Exercise: Count the lines that hold the string "tướng". Reply with the number alone.

Entries:
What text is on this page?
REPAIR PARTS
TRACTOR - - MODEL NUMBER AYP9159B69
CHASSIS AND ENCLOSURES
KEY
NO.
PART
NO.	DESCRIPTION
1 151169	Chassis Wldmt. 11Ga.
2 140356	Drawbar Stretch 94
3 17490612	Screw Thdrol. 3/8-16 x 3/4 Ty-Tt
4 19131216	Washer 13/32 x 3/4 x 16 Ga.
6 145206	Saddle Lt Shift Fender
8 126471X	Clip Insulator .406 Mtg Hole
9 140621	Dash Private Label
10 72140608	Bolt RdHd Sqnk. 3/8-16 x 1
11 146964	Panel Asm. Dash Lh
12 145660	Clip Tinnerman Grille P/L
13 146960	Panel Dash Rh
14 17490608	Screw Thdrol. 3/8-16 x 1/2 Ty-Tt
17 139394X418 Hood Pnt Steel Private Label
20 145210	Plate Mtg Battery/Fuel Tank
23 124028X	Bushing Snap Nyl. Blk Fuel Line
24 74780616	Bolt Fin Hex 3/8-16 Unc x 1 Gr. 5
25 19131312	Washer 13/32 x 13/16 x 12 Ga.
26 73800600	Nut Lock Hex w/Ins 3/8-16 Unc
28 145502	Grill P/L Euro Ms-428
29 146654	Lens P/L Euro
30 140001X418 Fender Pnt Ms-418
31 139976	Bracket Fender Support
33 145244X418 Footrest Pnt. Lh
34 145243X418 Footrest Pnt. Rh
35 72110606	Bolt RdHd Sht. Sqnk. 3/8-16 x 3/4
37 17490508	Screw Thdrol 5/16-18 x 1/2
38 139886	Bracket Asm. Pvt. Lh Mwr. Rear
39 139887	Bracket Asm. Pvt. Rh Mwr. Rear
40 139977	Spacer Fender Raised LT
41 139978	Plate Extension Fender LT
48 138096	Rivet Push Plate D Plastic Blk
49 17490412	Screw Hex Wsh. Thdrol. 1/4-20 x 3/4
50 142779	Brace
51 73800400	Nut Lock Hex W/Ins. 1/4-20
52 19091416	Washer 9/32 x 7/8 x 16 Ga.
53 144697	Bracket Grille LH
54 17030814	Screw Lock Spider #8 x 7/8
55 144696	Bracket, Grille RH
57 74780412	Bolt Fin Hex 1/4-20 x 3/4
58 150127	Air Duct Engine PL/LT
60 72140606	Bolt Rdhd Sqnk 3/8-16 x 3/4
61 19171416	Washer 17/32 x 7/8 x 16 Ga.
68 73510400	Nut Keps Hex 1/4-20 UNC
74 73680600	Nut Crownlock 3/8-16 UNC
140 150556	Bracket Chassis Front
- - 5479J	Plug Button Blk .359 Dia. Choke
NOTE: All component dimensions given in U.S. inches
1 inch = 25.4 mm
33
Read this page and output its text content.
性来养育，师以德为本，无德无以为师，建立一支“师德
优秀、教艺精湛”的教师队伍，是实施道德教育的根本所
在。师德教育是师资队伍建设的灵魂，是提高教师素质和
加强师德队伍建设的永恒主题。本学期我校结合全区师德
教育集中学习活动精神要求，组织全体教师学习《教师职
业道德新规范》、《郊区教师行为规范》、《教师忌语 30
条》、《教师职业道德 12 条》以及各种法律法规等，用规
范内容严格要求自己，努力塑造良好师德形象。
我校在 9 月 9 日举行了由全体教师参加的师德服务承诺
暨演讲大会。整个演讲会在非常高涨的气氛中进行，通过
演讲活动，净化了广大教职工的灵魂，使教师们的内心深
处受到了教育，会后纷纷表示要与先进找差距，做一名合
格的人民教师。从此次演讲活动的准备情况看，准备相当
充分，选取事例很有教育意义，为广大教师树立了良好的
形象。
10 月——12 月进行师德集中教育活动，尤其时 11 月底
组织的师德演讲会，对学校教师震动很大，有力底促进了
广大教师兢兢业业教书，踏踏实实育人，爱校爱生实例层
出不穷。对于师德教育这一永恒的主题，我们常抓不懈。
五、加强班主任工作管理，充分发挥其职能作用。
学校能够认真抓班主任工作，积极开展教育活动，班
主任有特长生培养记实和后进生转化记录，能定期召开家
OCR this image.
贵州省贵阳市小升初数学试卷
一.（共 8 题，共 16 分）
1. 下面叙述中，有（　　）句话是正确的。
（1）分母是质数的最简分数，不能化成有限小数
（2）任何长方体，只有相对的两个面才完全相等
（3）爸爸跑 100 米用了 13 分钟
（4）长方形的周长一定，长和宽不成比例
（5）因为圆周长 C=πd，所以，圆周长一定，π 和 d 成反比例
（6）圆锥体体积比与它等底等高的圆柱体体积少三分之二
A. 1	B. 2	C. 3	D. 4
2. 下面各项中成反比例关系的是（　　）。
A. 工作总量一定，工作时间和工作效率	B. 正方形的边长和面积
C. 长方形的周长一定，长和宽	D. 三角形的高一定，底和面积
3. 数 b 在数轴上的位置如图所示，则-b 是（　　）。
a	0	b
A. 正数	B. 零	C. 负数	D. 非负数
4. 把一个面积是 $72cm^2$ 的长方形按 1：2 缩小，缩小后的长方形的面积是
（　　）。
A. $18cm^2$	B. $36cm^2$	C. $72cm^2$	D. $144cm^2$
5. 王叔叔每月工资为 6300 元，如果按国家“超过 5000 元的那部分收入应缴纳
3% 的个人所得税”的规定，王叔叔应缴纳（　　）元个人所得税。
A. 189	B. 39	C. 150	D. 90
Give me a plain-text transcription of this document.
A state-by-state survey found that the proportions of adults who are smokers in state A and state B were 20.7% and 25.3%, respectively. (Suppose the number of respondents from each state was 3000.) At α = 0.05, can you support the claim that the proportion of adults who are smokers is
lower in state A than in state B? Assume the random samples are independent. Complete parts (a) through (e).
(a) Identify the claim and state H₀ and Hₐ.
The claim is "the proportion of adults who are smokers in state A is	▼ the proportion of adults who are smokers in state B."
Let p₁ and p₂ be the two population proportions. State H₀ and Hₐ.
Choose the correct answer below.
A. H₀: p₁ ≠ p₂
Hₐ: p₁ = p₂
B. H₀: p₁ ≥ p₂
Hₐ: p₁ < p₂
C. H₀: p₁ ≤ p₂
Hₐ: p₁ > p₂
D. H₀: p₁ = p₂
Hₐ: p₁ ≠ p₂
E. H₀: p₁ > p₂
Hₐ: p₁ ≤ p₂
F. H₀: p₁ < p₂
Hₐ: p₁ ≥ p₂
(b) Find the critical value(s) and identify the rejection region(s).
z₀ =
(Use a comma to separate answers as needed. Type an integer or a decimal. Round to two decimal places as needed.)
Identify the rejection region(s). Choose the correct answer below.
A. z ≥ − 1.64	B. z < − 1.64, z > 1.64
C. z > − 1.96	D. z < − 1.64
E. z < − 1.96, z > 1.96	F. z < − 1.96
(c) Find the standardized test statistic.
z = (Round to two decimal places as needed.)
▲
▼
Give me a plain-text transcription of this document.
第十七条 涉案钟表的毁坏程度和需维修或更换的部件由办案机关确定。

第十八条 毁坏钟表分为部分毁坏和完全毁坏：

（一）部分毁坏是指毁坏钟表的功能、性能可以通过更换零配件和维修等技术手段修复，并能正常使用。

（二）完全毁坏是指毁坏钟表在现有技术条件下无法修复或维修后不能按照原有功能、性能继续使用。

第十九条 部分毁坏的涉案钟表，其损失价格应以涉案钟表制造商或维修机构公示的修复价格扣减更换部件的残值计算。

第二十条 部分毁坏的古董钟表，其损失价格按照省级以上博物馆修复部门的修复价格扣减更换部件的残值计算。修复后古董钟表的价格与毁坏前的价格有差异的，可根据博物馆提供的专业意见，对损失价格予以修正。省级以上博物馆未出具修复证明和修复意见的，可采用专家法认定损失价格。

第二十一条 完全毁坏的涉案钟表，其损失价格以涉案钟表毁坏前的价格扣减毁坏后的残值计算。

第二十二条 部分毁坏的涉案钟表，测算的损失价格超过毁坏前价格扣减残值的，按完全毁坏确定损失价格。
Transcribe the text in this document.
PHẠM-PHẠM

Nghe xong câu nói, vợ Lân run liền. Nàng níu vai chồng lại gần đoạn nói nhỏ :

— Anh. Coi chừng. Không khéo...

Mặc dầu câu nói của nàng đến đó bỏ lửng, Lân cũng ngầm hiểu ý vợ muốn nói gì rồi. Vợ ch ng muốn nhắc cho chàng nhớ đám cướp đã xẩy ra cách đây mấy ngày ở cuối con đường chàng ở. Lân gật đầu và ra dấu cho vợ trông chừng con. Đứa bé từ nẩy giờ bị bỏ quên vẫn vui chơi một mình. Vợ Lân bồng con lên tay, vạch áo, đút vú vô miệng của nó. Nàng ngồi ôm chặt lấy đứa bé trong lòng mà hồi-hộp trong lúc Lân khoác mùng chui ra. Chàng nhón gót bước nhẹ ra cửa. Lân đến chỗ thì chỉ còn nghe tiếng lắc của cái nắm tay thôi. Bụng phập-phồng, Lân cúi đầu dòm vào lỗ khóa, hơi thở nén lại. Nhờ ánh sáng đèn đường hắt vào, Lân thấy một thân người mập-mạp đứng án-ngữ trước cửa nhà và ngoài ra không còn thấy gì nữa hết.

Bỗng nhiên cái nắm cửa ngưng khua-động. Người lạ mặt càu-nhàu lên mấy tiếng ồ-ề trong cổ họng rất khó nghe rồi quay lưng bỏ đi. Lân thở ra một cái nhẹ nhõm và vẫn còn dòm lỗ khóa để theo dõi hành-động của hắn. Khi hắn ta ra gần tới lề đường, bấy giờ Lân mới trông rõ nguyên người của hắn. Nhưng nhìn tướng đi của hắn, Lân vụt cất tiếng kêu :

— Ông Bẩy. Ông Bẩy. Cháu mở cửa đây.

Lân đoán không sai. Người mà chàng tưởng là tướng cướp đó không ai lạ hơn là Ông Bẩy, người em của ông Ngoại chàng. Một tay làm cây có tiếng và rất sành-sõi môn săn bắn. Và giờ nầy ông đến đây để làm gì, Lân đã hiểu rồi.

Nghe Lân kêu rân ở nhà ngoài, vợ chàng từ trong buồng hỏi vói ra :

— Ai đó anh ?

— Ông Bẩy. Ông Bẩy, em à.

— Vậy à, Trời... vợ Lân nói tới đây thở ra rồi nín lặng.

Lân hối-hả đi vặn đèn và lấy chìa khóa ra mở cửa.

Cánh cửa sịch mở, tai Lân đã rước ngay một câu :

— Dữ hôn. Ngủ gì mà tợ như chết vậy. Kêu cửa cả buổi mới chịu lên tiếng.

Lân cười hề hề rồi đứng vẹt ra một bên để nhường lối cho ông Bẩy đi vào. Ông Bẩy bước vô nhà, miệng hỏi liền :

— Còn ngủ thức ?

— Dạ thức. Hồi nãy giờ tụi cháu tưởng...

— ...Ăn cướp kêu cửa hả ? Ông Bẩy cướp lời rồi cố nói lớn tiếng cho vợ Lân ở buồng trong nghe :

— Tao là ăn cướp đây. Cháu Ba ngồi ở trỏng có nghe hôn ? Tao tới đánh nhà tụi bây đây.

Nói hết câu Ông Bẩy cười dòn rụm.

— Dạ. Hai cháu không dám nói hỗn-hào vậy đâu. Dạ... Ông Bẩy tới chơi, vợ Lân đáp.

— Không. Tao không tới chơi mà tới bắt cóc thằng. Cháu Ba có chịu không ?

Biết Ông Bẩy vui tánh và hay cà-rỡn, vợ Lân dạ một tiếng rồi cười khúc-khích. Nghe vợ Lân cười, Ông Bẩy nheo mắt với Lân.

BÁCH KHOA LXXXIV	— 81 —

Full response: 2